## START Dataset

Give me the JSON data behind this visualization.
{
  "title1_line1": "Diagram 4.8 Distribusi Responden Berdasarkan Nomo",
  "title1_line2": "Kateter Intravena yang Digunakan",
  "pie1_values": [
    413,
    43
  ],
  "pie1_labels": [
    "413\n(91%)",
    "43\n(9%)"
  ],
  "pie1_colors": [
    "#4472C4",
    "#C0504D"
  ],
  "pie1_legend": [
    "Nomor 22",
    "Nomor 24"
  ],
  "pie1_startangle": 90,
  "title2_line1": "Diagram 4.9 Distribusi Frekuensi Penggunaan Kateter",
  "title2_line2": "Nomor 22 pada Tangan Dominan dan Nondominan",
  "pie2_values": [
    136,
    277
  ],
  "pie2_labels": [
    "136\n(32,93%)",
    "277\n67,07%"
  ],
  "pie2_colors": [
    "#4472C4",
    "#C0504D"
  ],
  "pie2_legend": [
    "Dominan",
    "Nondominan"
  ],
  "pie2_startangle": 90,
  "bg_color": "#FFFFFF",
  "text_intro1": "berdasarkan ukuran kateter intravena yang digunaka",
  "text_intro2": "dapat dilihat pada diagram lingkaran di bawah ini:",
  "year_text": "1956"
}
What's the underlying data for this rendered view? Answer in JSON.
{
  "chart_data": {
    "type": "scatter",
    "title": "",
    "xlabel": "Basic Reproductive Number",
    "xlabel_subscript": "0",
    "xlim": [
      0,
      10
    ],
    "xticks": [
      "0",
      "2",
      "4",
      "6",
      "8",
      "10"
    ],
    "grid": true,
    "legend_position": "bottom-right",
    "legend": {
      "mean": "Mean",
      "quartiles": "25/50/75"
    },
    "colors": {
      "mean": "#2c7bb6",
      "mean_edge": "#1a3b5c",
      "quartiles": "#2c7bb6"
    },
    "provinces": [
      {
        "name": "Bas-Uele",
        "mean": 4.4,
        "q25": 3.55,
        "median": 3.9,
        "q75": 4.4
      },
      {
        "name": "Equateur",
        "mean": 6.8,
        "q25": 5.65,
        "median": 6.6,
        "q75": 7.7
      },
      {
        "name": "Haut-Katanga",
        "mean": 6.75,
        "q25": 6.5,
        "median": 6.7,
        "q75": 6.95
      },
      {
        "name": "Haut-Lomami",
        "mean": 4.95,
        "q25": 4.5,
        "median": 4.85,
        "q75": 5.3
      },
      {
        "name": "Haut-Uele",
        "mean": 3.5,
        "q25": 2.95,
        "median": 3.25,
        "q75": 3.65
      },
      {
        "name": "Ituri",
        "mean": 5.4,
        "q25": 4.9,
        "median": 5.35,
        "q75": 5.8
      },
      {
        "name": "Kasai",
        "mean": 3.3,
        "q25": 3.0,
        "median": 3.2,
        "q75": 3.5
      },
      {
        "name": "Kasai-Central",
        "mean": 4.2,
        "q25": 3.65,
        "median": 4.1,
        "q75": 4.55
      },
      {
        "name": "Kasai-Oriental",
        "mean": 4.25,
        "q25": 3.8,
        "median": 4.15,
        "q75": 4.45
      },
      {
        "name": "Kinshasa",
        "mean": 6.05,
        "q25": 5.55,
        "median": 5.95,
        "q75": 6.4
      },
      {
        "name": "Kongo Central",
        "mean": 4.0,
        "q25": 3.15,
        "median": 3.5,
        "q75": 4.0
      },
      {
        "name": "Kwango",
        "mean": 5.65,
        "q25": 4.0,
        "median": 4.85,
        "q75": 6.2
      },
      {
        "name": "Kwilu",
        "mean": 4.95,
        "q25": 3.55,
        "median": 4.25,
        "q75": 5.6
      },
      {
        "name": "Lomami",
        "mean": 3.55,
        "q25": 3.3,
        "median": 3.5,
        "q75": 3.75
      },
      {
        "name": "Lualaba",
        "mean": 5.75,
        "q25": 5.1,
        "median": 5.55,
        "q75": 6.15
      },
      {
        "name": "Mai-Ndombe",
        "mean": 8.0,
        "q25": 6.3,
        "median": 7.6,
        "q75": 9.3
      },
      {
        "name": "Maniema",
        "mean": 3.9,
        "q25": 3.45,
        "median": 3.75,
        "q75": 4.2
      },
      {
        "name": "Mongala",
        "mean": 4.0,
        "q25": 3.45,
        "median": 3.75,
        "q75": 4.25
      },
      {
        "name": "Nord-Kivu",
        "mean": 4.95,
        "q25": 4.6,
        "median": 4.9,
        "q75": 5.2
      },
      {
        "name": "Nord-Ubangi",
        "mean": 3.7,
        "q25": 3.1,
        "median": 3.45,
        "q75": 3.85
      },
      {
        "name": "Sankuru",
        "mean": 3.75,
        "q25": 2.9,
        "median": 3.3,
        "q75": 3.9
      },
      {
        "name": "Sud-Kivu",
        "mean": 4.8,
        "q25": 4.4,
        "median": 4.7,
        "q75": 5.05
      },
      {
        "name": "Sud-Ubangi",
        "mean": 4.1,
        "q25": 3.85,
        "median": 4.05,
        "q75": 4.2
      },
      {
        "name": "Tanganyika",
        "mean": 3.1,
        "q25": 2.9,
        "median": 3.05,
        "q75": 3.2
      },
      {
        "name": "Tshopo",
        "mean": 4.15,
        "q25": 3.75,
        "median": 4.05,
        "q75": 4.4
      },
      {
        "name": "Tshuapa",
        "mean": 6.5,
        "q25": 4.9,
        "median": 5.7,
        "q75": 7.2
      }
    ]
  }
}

## END Dataset

• [What you have to do] From the preceding material, extract every line exactly.

• [Completed task]
Give me the JSON data behind this visualization.
{
  "title1_line1": "Diagram 4.8 Distribusi Responden Berdasarkan Nomo",
  "title1_line2": "Kateter Intravena yang Digunakan",
  "pie1_values": [
    413,
    43
  ],
  "pie1_labels": [
    "413\n(91%)",
    "43\n(9%)"
  ],
  "pie1_colors": [
    "#4472C4",
    "#C0504D"
  ],
  "pie1_legend": [
    "Nomor 22",
    "Nomor 24"
  ],
  "pie1_startangle": 90,
  "title2_line1": "Diagram 4.9 Distribusi Frekuensi Penggunaan Kateter",
  "title2_line2": "Nomor 22 pada Tangan Dominan dan Nondominan",
  "pie2_values": [
    136,
    277
  ],
  "pie2_labels": [
    "136\n(32,93%)",
    "277\n67,07%"
  ],
  "pie2_colors": [
    "#4472C4",
    "#C0504D"
  ],
  "pie2_legend": [
    "Dominan",
    "Nondominan"
  ],
  "pie2_startangle": 90,
  "bg_color": "#FFFFFF",
  "text_intro1": "berdasarkan ukuran kateter intravena yang digunaka",
  "text_intro2": "dapat dilihat pada diagram lingkaran di bawah ini:",
  "year_text": "1956"
}
What's the underlying data for this rendered view? Answer in JSON.
{
  "chart_data": {
    "type": "scatter",
    "title": "",
    "xlabel": "Basic Reproductive Number",
    "xlabel_subscript": "0",
    "xlim": [
      0,
      10
    ],
    "xticks": [
      "0",
      "2",
      "4",
      "6",
      "8",
      "10"
    ],
    "grid": true,
    "legend_position": "bottom-right",
    "legend": {
      "mean": "Mean",
      "quartiles": "25/50/75"
    },
    "colors": {
      "mean": "#2c7bb6",
      "mean_edge": "#1a3b5c",
      "quartiles": "#2c7bb6"
    },
    "provinces": [
      {
        "name": "Bas-Uele",
        "mean": 4.4,
        "q25": 3.55,
        "median": 3.9,
        "q75": 4.4
      },
      {
        "name": "Equateur",
        "mean": 6.8,
        "q25": 5.65,
        "median": 6.6,
        "q75": 7.7
      },
      {
        "name": "Haut-Katanga",
        "mean": 6.75,
        "q25": 6.5,
        "median": 6.7,
        "q75": 6.95
      },
      {
        "name": "Haut-Lomami",
        "mean": 4.95,
        "q25": 4.5,
        "median": 4.85,
        "q75": 5.3
      },
      {
        "name": "Haut-Uele",
        "mean": 3.5,
        "q25": 2.95,
        "median": 3.25,
        "q75": 3.65
      },
      {
        "name": "Ituri",
        "mean": 5.4,
        "q25": 4.9,
        "median": 5.35,
        "q75": 5.8
      },
      {
        "name": "Kasai",
        "mean": 3.3,
        "q25": 3.0,
        "median": 3.2,
        "q75": 3.5
      },
      {
        "name": "Kasai-Central",
        "mean": 4.2,
        "q25": 3.65,
        "median": 4.1,
        "q75": 4.55
      },
      {
        "name": "Kasai-Oriental",
        "mean": 4.25,
        "q25": 3.8,
        "median": 4.15,
        "q75": 4.45
      },
      {
        "name": "Kinshasa",
        "mean": 6.05,
        "q25": 5.55,
        "median": 5.95,
        "q75": 6.4
      },
      {
        "name": "Kongo Central",
        "mean": 4.0,
        "q25": 3.15,
        "median": 3.5,
        "q75": 4.0
      },
      {
        "name": "Kwango",
        "mean": 5.65,
        "q25": 4.0,
        "median": 4.85,
        "q75": 6.2
      },
      {
        "name": "Kwilu",
        "mean": 4.95,
        "q25": 3.55,
        "median": 4.25,
        "q75": 5.6
      },
      {
        "name": "Lomami",
        "mean": 3.55,
        "q25": 3.3,
        "median": 3.5,
        "q75": 3.75
      },
      {
        "name": "Lualaba",
        "mean": 5.75,
        "q25": 5.1,
        "median": 5.55,
        "q75": 6.15
      },
      {
        "name": "Mai-Ndombe",
        "mean": 8.0,
        "q25": 6.3,
        "median": 7.6,
        "q75": 9.3
      },
      {
        "name": "Maniema",
        "mean": 3.9,
        "q25": 3.45,
        "median": 3.75,
        "q75": 4.2
      },
      {
        "name": "Mongala",
        "mean": 4.0,
        "q25": 3.45,
        "median": 3.75,
        "q75": 4.25
      },
      {
        "name": "Nord-Kivu",
        "mean": 4.95,
        "q25": 4.6,
        "median": 4.9,
        "q75": 5.2
      },
      {
        "name": "Nord-Ubangi",
        "mean": 3.7,
        "q25": 3.1,
        "median": 3.45,
        "q75": 3.85
      },
      {
        "name": "Sankuru",
        "mean": 3.75,
        "q25": 2.9,
        "median": 3.3,
        "q75": 3.9
      },
      {
        "name": "Sud-Kivu",
        "mean": 4.8,
        "q25": 4.4,
        "median": 4.7,
        "q75": 5.05
      },
      {
        "name": "Sud-Ubangi",
        "mean": 4.1,
        "q25": 3.85,
        "median": 4.05,
        "q75": 4.2
      },
      {
        "name": "Tanganyika",
        "mean": 3.1,
        "q25": 2.9,
        "median": 3.05,
        "q75": 3.2
      },
      {
        "name": "Tshopo",
        "mean": 4.15,
        "q25": 3.75,
        "median": 4.05,
        "q75": 4.4
      },
      {
        "name": "Tshuapa",
        "mean": 6.5,
        "q25": 4.9,
        "median": 5.7,
        "q75": 7.2
      }
    ]
  }
}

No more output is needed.